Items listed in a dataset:
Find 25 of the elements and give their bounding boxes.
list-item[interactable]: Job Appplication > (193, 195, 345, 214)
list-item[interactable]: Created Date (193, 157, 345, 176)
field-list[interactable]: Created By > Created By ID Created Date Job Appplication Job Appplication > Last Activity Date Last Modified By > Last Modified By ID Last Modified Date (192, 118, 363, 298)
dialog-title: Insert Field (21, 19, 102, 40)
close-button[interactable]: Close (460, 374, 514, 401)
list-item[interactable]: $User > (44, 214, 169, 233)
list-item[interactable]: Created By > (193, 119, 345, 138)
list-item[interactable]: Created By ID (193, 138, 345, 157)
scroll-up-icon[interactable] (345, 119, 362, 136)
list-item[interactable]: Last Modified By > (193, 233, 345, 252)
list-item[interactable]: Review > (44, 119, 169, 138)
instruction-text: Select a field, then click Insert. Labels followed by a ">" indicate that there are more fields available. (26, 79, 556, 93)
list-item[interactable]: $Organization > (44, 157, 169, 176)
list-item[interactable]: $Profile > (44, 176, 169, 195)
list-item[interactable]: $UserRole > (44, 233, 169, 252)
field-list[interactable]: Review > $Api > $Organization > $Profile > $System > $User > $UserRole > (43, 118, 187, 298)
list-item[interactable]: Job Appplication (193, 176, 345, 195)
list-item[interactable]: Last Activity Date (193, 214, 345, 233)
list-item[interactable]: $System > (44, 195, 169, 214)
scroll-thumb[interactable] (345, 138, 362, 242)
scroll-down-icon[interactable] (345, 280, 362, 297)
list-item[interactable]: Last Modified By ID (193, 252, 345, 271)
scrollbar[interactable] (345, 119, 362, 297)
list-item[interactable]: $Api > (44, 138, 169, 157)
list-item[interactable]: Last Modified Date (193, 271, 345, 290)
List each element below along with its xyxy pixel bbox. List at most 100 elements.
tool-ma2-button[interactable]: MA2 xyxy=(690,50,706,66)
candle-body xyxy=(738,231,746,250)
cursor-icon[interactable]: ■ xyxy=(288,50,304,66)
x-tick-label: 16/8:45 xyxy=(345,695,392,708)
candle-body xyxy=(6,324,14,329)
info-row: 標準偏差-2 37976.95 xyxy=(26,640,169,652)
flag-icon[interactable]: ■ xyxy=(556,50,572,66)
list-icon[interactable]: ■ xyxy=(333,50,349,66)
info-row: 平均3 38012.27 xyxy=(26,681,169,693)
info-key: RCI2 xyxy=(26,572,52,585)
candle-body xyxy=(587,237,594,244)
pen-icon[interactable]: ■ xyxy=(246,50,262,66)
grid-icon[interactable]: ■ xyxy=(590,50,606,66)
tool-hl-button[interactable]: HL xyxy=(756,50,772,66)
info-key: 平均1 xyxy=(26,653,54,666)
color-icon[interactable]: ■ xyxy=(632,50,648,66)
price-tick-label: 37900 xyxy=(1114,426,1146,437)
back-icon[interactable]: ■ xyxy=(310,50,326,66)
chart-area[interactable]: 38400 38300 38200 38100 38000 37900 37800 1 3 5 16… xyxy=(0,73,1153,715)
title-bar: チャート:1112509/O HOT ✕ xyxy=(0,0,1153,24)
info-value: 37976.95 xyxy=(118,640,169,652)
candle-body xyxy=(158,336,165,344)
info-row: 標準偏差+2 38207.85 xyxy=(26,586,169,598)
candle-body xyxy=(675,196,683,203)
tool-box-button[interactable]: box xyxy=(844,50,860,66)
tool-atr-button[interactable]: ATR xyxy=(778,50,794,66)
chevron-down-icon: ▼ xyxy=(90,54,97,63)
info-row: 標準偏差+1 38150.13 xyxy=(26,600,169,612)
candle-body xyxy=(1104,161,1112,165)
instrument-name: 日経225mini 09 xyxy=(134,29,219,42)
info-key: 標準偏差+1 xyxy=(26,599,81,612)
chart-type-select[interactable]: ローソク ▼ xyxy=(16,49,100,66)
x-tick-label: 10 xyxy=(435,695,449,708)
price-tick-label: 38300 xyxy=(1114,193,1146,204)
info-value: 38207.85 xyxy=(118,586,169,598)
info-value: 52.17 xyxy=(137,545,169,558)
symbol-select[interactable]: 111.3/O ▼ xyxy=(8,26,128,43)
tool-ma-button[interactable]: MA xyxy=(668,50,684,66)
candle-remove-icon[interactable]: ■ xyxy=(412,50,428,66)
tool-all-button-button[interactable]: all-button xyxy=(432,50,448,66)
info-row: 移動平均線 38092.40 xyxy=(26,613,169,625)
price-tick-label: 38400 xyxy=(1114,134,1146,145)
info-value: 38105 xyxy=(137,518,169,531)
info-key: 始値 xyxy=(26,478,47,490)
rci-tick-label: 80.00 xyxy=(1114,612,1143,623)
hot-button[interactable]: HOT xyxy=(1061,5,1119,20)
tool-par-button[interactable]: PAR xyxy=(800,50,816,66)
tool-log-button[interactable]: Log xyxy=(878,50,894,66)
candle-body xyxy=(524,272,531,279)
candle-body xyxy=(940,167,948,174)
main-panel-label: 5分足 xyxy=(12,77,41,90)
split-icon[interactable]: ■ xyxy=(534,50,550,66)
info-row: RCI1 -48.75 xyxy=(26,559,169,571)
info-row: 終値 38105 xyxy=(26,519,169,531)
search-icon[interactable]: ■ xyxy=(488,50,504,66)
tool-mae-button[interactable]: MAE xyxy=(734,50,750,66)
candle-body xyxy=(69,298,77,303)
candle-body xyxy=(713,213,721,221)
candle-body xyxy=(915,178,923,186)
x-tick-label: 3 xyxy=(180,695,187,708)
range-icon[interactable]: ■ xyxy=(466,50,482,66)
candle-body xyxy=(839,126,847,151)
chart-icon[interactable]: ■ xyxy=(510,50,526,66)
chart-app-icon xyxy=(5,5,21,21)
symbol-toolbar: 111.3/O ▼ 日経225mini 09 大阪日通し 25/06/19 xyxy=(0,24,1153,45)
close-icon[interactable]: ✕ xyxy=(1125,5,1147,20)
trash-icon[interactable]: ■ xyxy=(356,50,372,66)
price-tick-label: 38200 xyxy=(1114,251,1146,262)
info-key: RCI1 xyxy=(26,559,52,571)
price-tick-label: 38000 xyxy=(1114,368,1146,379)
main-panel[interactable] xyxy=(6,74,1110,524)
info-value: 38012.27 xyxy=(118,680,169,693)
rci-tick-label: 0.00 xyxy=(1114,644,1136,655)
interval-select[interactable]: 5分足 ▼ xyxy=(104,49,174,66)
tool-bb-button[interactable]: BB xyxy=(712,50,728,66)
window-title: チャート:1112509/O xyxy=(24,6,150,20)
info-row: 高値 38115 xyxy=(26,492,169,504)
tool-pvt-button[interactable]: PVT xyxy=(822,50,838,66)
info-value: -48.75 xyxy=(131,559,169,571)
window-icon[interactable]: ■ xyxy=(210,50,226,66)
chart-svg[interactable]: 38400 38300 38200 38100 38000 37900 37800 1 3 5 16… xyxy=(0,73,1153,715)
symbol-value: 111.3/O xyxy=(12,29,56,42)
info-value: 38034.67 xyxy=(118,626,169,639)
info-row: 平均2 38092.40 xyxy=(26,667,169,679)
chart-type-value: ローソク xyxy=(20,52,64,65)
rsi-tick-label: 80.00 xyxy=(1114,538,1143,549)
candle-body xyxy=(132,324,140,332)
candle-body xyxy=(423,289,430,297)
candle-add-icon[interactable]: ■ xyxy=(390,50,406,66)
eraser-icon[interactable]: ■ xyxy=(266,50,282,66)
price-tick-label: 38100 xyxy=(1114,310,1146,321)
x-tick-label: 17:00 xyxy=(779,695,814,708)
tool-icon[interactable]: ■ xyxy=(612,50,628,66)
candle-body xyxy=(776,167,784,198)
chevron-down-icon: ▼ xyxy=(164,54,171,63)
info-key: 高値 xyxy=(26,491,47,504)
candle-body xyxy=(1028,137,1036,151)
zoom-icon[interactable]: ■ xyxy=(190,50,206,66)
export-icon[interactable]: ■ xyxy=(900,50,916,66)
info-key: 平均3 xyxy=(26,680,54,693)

TASK DESCRIPTION: Copy out, word for word, the lines from the start of the entries through the line containing "list-item[interactable]: Created Date", including both of those lines.

TASK RESPONSE:
Find 25 of the elements and give their bounding boxes.
list-item[interactable]: Job Appplication > (193, 195, 345, 214)
list-item[interactable]: Created Date (193, 157, 345, 176)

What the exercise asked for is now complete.